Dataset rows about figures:
** Start **
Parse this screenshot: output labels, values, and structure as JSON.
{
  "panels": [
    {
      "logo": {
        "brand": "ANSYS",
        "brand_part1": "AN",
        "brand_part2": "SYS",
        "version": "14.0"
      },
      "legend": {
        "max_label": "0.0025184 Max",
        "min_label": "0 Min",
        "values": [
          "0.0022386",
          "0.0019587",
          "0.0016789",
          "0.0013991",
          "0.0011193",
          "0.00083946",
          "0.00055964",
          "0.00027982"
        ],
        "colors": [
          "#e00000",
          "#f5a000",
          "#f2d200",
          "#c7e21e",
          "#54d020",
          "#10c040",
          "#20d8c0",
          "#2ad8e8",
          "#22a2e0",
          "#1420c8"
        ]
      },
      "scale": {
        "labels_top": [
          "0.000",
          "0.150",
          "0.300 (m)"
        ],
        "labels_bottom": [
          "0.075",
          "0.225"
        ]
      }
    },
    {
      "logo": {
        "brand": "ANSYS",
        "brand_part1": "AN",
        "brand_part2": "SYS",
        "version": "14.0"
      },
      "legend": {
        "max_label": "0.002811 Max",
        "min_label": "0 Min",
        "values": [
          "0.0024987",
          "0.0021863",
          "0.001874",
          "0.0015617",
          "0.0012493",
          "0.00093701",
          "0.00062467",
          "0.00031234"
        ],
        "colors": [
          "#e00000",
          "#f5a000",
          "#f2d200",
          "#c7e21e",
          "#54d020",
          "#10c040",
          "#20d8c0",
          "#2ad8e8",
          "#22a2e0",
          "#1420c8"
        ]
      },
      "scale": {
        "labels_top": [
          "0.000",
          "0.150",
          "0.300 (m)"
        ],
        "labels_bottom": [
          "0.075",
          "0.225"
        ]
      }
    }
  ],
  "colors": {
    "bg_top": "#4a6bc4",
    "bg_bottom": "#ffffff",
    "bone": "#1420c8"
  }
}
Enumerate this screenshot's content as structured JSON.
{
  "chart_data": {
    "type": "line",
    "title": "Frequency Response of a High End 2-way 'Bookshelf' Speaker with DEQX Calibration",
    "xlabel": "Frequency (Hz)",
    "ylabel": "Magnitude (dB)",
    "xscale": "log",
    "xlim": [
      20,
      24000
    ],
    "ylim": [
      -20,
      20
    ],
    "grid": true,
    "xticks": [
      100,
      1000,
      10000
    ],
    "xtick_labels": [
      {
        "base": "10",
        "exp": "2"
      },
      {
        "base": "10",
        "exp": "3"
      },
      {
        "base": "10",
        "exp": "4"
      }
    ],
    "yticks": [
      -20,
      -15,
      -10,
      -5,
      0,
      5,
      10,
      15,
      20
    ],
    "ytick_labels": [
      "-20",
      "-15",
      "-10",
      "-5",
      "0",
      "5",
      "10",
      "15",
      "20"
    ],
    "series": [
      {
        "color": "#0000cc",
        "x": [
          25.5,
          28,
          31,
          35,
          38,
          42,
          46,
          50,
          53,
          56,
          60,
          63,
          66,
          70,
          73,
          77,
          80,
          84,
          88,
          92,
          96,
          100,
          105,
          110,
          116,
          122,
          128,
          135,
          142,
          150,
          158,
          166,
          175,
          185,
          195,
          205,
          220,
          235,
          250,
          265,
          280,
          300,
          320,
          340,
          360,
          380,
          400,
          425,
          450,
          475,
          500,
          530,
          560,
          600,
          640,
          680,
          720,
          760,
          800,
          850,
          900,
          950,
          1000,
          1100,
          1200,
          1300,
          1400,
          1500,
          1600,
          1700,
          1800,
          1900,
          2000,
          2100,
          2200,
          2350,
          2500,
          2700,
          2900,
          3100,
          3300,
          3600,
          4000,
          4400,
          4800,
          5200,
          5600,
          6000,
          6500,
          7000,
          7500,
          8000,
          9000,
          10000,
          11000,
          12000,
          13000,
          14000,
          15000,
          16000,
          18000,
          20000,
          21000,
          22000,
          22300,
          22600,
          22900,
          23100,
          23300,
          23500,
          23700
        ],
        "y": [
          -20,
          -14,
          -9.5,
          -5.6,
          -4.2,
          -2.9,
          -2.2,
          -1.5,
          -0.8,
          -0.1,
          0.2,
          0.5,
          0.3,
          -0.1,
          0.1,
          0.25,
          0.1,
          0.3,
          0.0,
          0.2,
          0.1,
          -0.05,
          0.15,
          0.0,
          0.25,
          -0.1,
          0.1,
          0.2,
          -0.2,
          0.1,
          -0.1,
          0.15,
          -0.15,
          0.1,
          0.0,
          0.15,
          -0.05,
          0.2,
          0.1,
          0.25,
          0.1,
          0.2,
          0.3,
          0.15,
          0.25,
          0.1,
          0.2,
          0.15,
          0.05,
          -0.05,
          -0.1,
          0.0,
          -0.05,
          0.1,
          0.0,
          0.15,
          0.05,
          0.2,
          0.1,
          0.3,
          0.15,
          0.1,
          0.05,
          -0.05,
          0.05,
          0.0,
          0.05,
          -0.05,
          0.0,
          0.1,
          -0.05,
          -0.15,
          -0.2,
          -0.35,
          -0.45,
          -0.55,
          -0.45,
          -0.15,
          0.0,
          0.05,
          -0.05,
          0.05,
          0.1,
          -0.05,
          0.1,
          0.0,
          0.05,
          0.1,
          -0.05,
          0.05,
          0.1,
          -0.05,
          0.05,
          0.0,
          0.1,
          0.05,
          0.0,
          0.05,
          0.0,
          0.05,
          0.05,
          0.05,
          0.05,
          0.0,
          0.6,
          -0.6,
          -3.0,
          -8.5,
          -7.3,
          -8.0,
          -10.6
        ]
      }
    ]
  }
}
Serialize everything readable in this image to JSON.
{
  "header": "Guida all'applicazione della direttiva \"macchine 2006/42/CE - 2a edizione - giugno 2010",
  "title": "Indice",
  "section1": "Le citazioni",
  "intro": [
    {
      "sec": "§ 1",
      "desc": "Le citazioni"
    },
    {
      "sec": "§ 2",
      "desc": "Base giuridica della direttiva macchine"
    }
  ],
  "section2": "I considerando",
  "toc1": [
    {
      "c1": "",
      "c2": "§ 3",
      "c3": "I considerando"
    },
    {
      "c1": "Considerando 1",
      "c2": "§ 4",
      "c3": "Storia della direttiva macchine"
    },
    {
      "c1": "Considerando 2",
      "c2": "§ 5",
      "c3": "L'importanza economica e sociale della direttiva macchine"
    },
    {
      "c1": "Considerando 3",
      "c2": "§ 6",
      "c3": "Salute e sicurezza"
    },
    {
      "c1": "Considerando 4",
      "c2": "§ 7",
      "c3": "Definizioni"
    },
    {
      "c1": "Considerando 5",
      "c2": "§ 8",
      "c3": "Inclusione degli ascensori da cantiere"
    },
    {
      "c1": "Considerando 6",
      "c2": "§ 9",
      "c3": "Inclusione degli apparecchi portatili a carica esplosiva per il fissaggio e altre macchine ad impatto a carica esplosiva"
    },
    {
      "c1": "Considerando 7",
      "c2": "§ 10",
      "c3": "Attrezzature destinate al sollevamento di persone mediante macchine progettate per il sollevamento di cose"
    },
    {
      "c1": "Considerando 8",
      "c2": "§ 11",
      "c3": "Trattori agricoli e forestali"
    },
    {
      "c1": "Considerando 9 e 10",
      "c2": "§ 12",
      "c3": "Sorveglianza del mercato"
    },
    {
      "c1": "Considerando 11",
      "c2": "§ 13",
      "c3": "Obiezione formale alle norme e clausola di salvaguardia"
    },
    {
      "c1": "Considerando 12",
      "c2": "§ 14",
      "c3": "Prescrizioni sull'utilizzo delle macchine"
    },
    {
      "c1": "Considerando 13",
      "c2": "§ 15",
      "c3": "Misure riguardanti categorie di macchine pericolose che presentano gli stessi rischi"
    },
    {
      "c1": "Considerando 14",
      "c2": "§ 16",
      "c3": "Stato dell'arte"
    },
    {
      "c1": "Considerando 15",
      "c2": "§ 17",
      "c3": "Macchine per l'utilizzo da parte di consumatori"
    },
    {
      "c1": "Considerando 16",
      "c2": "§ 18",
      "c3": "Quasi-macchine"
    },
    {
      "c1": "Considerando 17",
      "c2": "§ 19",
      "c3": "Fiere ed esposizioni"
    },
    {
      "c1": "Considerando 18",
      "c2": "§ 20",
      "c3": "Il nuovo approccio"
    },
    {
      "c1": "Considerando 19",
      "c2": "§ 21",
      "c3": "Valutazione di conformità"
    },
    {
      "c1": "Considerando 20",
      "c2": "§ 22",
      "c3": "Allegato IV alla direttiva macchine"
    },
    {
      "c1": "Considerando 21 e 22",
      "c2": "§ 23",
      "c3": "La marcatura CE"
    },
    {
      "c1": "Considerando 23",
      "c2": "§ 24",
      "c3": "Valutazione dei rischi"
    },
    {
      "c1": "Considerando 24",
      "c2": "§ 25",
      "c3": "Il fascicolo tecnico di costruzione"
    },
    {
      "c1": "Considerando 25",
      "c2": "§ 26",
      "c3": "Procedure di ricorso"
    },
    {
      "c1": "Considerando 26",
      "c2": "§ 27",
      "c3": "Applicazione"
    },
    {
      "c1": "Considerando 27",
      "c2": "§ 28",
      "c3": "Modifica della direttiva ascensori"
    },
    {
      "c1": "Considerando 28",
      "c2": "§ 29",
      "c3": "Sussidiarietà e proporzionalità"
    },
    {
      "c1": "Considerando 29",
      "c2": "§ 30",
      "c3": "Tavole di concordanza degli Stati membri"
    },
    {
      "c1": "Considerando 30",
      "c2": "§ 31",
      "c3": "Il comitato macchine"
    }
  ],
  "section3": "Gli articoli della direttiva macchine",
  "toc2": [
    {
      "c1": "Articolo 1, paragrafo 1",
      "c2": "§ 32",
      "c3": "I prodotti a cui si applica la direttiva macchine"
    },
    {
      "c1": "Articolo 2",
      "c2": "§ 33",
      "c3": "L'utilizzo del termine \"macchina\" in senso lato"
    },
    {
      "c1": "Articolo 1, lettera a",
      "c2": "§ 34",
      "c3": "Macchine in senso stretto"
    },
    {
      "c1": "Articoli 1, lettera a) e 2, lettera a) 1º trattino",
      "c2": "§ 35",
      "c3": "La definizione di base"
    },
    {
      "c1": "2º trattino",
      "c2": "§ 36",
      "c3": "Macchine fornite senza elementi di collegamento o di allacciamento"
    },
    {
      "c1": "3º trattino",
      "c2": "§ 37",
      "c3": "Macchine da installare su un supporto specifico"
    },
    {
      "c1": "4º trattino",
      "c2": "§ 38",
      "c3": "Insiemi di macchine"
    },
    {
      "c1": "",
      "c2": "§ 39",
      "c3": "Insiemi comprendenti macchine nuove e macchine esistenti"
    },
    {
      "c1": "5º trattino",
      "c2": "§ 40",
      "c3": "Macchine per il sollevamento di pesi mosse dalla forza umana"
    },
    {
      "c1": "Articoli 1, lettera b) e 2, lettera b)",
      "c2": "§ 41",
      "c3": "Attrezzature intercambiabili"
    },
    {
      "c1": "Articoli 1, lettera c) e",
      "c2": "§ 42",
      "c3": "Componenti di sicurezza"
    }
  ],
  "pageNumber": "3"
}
** End **
REQUEST:
Look through the data above. Each line containing the word "utilizzo" needs to be copied.

OUTPUT:
      "c3": "Prescrizioni sull'utilizzo delle macchine"
      "c3": "Macchine per l'utilizzo da parte di consumatori"
      "c3": "L'utilizzo del termine \"macchina\" in senso lato"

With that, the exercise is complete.